[START OF Data excerpts]

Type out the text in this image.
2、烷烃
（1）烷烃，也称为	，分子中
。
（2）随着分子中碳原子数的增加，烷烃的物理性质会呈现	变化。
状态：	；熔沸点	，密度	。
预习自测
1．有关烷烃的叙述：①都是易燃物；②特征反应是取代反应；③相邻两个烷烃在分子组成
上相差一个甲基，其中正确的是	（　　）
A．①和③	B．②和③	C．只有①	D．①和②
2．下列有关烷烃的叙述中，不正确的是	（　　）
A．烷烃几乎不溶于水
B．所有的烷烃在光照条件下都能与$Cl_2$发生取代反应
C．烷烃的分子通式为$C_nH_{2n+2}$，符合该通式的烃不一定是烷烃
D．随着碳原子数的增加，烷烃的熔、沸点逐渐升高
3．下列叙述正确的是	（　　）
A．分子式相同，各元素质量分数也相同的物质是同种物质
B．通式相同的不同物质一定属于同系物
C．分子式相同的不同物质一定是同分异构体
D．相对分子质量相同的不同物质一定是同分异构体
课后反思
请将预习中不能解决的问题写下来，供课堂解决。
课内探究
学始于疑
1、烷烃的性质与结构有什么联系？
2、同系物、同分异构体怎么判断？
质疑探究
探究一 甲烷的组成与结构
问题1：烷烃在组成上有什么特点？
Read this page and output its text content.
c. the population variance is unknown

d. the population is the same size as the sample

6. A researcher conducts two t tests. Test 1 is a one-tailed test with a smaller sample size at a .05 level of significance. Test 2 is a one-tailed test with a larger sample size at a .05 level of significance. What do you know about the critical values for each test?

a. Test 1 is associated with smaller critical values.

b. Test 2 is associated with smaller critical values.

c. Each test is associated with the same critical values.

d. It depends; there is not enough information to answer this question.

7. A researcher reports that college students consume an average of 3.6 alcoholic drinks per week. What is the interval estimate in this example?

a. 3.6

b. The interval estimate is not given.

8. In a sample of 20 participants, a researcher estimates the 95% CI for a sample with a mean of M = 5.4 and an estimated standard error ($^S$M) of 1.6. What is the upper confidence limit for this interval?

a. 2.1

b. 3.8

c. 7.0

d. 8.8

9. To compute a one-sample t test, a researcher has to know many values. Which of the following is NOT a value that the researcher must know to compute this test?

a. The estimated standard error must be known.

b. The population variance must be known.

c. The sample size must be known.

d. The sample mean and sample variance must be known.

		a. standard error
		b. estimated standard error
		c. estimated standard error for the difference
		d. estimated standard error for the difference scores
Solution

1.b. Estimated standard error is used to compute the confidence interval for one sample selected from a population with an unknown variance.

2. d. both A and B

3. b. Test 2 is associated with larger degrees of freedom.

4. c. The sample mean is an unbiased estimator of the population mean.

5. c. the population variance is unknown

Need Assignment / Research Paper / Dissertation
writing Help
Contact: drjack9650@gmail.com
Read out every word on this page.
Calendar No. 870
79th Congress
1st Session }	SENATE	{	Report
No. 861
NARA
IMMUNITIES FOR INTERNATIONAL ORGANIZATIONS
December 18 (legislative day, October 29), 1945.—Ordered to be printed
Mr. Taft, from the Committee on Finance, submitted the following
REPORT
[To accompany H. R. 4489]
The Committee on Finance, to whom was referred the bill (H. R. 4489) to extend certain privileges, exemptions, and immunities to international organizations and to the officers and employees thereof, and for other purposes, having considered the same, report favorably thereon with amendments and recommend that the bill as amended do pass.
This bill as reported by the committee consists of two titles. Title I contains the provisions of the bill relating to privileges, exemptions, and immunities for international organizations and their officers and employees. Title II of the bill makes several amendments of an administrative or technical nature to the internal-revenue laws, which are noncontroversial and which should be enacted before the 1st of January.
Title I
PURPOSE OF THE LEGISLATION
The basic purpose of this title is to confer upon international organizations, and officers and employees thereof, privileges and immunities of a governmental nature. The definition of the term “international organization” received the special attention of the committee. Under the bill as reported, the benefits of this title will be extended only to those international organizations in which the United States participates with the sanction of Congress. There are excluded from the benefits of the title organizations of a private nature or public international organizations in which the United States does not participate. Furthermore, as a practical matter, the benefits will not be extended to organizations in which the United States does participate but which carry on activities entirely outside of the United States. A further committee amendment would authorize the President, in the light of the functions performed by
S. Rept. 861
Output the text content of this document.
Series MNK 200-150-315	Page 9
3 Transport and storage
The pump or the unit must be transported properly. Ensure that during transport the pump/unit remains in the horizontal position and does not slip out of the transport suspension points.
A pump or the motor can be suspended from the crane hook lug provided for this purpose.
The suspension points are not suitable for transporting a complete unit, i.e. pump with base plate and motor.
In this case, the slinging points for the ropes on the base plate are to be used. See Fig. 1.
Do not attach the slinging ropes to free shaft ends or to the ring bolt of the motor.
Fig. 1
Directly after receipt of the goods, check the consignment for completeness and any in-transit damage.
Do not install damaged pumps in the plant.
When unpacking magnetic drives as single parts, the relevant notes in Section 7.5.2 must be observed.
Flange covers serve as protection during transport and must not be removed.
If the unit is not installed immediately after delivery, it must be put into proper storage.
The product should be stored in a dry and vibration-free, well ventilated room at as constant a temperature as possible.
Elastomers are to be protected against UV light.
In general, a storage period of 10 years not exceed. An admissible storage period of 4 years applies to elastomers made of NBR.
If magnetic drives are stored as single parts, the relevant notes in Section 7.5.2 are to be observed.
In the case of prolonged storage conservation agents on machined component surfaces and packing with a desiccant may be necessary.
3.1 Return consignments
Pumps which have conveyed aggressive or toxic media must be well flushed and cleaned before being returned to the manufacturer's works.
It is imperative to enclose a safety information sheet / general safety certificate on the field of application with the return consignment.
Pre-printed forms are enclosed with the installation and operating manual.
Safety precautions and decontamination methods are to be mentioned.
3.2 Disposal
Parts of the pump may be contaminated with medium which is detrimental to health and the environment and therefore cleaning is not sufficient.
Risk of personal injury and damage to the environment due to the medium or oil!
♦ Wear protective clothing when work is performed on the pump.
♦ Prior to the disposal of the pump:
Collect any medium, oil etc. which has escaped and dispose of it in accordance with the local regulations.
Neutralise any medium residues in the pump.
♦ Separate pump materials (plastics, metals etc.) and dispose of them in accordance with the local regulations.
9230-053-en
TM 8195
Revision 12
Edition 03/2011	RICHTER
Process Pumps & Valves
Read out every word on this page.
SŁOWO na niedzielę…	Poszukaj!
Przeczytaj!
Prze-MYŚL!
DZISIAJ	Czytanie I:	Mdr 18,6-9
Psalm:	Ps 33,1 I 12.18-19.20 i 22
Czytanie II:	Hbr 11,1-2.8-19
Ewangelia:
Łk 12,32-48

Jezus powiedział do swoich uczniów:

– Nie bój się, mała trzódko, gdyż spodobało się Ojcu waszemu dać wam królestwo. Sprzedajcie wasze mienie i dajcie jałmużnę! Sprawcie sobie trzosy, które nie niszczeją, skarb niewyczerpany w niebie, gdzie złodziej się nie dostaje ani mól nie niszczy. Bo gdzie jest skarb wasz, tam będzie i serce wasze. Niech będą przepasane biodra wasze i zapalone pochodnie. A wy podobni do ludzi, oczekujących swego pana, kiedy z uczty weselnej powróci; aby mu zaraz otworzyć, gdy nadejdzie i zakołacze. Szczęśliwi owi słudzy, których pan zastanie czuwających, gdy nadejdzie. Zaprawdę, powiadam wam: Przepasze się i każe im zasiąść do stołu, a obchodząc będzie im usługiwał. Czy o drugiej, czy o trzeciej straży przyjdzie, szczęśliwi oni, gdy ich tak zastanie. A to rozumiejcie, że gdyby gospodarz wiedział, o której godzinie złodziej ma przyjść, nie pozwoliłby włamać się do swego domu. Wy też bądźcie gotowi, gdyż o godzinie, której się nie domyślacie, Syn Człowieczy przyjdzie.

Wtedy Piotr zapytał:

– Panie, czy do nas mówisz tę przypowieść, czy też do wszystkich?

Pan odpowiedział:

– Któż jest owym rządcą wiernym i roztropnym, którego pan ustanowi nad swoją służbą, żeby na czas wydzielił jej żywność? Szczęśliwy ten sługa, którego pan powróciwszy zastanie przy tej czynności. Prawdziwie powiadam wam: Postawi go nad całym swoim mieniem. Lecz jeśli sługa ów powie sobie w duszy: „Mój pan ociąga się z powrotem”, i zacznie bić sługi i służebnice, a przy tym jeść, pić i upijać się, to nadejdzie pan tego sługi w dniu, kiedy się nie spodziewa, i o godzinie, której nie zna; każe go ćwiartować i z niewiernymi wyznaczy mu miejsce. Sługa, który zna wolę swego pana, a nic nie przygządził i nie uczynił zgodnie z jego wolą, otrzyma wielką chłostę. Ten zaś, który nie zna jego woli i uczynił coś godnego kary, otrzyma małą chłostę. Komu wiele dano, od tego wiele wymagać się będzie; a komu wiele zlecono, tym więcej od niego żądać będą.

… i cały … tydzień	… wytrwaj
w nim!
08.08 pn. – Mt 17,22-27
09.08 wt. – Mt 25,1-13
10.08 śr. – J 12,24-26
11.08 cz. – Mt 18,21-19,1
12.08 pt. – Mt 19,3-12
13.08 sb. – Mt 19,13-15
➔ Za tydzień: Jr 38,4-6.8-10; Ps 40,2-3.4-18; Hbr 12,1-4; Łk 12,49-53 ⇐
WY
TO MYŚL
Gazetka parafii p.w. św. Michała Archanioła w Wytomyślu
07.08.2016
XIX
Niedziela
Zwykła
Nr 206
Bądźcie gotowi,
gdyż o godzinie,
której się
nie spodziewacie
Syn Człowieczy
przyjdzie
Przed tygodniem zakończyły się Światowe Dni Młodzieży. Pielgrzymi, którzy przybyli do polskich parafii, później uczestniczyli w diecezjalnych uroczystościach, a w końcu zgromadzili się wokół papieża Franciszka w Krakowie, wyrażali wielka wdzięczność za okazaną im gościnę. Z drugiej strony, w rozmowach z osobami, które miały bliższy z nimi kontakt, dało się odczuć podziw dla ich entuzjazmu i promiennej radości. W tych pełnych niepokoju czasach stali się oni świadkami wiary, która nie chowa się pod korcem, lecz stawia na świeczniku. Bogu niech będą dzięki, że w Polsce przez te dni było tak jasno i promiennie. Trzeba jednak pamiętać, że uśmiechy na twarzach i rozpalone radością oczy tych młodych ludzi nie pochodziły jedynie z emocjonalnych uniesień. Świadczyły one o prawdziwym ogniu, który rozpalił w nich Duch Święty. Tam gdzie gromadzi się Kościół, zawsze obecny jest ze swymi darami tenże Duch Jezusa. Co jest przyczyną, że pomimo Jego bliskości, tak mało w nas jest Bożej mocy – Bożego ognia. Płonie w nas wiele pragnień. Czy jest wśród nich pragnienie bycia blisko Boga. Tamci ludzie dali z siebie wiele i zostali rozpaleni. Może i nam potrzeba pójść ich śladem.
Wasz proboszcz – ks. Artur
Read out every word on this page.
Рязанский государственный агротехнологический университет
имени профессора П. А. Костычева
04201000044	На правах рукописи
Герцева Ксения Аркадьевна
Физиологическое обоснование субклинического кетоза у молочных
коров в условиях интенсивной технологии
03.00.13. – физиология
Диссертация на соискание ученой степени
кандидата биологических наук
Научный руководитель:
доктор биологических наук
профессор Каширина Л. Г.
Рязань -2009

[END OF Data excerpts]

Exercise goal
Give the count of lines holding the word "observed", with no other words.

The response
2